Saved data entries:
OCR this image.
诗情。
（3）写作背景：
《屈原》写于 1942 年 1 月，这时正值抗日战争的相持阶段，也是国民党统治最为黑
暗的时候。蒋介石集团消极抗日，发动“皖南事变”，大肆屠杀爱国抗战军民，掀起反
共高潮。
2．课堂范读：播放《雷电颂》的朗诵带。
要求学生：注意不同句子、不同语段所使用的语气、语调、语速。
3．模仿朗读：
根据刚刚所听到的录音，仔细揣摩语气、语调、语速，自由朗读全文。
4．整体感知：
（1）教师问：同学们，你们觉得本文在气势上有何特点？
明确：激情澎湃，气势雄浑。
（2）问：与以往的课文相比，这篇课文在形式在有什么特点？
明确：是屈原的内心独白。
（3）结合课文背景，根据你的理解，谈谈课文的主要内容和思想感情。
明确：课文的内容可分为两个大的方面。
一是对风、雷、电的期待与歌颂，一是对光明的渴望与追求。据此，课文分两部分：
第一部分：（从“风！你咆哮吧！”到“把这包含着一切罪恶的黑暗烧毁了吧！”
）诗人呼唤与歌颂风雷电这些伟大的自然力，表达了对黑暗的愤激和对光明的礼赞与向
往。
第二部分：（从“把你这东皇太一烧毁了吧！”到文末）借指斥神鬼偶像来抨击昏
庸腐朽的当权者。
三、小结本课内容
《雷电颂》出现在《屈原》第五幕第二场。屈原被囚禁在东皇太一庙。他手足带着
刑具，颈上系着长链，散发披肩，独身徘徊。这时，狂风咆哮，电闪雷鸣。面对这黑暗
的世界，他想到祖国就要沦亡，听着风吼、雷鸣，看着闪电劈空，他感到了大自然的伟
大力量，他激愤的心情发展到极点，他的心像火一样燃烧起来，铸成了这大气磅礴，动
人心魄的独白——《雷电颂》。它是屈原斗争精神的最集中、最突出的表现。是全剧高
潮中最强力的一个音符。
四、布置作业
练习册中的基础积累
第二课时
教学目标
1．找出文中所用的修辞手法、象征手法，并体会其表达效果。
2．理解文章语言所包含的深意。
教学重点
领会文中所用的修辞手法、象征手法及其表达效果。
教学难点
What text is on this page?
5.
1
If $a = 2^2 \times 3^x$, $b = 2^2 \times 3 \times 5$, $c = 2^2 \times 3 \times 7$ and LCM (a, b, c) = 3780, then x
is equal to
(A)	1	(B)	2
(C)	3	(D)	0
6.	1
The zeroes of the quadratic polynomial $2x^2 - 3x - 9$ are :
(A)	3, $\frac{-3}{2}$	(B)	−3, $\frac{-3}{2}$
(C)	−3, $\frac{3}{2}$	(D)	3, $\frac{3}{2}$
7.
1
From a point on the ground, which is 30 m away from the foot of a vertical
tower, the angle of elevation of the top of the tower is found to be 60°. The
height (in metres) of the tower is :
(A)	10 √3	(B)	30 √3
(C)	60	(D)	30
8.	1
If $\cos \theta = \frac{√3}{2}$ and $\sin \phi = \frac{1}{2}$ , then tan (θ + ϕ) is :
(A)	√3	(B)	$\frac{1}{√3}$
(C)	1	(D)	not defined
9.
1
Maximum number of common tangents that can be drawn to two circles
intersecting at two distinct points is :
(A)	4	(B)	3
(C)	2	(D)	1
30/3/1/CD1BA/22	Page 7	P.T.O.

* YOUR GOAL:
The lines to reproduce run from the line containing "What text is on this page?" to the end of the listing; write them out exactly and add nothing.

* THE COMPLETED TASK:
What text is on this page?
5.
1
If $a = 2^2 \times 3^x$, $b = 2^2 \times 3 \times 5$, $c = 2^2 \times 3 \times 7$ and LCM (a, b, c) = 3780, then x
is equal to
(A)	1	(B)	2
(C)	3	(D)	0
6.	1
The zeroes of the quadratic polynomial $2x^2 - 3x - 9$ are :
(A)	3, $\frac{-3}{2}$	(B)	−3, $\frac{-3}{2}$
(C)	−3, $\frac{3}{2}$	(D)	3, $\frac{3}{2}$
7.
1
From a point on the ground, which is 30 m away from the foot of a vertical
tower, the angle of elevation of the top of the tower is found to be 60°. The
height (in metres) of the tower is :
(A)	10 √3	(B)	30 √3
(C)	60	(D)	30
8.	1
If $\cos \theta = \frac{√3}{2}$ and $\sin \phi = \frac{1}{2}$ , then tan (θ + ϕ) is :
(A)	√3	(B)	$\frac{1}{√3}$
(C)	1	(D)	not defined
9.
1
Maximum number of common tangents that can be drawn to two circles
intersecting at two distinct points is :
(A)	4	(B)	3
(C)	2	(D)	1
30/3/1/CD1BA/22	Page 7	P.T.O.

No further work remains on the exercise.